▸ Stated exercise: All entries should be output exactly as they stand.
Start of Data in this exercise
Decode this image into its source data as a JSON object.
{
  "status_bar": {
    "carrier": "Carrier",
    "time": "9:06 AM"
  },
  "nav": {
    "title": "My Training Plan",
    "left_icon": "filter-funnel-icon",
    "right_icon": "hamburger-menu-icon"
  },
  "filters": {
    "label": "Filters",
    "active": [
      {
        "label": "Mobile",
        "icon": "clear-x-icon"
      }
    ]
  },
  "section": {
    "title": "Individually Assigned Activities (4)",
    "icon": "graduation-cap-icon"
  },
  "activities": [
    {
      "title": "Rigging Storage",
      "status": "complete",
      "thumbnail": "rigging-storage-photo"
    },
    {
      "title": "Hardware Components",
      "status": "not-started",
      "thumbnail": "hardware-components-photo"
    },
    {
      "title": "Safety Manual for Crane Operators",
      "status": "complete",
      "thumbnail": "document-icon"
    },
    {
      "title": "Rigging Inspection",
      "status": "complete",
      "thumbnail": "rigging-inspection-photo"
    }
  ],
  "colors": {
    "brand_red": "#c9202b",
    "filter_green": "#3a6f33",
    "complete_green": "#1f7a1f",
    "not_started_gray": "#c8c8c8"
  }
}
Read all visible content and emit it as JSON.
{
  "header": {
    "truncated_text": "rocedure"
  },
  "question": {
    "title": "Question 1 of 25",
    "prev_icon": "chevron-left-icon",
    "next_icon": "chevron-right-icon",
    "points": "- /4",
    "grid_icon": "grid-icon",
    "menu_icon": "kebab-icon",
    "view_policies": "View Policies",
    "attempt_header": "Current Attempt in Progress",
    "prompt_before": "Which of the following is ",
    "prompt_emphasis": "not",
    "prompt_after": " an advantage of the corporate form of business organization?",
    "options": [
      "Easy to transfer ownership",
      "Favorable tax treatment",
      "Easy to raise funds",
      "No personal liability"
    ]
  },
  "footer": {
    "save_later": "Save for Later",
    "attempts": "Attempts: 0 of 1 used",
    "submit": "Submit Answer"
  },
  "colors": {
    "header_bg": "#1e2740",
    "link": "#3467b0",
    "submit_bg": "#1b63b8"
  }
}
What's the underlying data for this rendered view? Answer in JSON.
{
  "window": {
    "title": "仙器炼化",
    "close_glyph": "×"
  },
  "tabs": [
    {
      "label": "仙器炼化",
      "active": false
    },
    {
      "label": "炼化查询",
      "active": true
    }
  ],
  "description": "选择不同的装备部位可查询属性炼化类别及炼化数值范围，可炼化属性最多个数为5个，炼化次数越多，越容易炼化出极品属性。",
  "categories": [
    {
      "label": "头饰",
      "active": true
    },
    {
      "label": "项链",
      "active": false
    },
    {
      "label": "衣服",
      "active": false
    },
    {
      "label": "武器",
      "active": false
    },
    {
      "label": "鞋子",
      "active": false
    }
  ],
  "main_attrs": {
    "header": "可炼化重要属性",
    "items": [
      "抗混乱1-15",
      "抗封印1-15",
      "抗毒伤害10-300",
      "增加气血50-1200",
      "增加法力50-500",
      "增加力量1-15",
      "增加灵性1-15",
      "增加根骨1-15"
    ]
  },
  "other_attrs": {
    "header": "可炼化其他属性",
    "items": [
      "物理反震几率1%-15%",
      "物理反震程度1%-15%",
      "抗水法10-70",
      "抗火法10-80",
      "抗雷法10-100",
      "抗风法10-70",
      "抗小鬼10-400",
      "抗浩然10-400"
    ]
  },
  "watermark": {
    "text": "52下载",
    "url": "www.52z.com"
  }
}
End of Data in this exercise
▸ Result:
Decode this image into its source data as a JSON object.
{
  "status_bar": {
    "carrier": "Carrier",
    "time": "9:06 AM"
  },
  "nav": {
    "title": "My Training Plan",
    "left_icon": "filter-funnel-icon",
    "right_icon": "hamburger-menu-icon"
  },
  "filters": {
    "label": "Filters",
    "active": [
      {
        "label": "Mobile",
        "icon": "clear-x-icon"
      }
    ]
  },
  "section": {
    "title": "Individually Assigned Activities (4)",
    "icon": "graduation-cap-icon"
  },
  "activities": [
    {
      "title": "Rigging Storage",
      "status": "complete",
      "thumbnail": "rigging-storage-photo"
    },
    {
      "title": "Hardware Components",
      "status": "not-started",
      "thumbnail": "hardware-components-photo"
    },
    {
      "title": "Safety Manual for Crane Operators",
      "status": "complete",
      "thumbnail": "document-icon"
    },
    {
      "title": "Rigging Inspection",
      "status": "complete",
      "thumbnail": "rigging-inspection-photo"
    }
  ],
  "colors": {
    "brand_red": "#c9202b",
    "filter_green": "#3a6f33",
    "complete_green": "#1f7a1f",
    "not_started_gray": "#c8c8c8"
  }
}
Read all visible content and emit it as JSON.
{
  "header": {
    "truncated_text": "rocedure"
  },
  "question": {
    "title": "Question 1 of 25",
    "prev_icon": "chevron-left-icon",
    "next_icon": "chevron-right-icon",
    "points": "- /4",
    "grid_icon": "grid-icon",
    "menu_icon": "kebab-icon",
    "view_policies": "View Policies",
    "attempt_header": "Current Attempt in Progress",
    "prompt_before": "Which of the following is ",
    "prompt_emphasis": "not",
    "prompt_after": " an advantage of the corporate form of business organization?",
    "options": [
      "Easy to transfer ownership",
      "Favorable tax treatment",
      "Easy to raise funds",
      "No personal liability"
    ]
  },
  "footer": {
    "save_later": "Save for Later",
    "attempts": "Attempts: 0 of 1 used",
    "submit": "Submit Answer"
  },
  "colors": {
    "header_bg": "#1e2740",
    "link": "#3467b0",
    "submit_bg": "#1b63b8"
  }
}
What's the underlying data for this rendered view? Answer in JSON.
{
  "window": {
    "title": "仙器炼化",
    "close_glyph": "×"
  },
  "tabs": [
    {
      "label": "仙器炼化",
      "active": false
    },
    {
      "label": "炼化查询",
      "active": true
    }
  ],
  "description": "选择不同的装备部位可查询属性炼化类别及炼化数值范围，可炼化属性最多个数为5个，炼化次数越多，越容易炼化出极品属性。",
  "categories": [
    {
      "label": "头饰",
      "active": true
    },
    {
      "label": "项链",
      "active": false
    },
    {
      "label": "衣服",
      "active": false
    },
    {
      "label": "武器",
      "active": false
    },
    {
      "label": "鞋子",
      "active": false
    }
  ],
  "main_attrs": {
    "header": "可炼化重要属性",
    "items": [
      "抗混乱1-15",
      "抗封印1-15",
      "抗毒伤害10-300",
      "增加气血50-1200",
      "增加法力50-500",
      "增加力量1-15",
      "增加灵性1-15",
      "增加根骨1-15"
    ]
  },
  "other_attrs": {
    "header": "可炼化其他属性",
    "items": [
      "物理反震几率1%-15%",
      "物理反震程度1%-15%",
      "抗水法10-70",
      "抗火法10-80",
      "抗雷法10-100",
      "抗风法10-70",
      "抗小鬼10-400",
      "抗浩然10-400"
    ]
  },
  "watermark": {
    "text": "52下载",
    "url": "www.52z.com"
  }
}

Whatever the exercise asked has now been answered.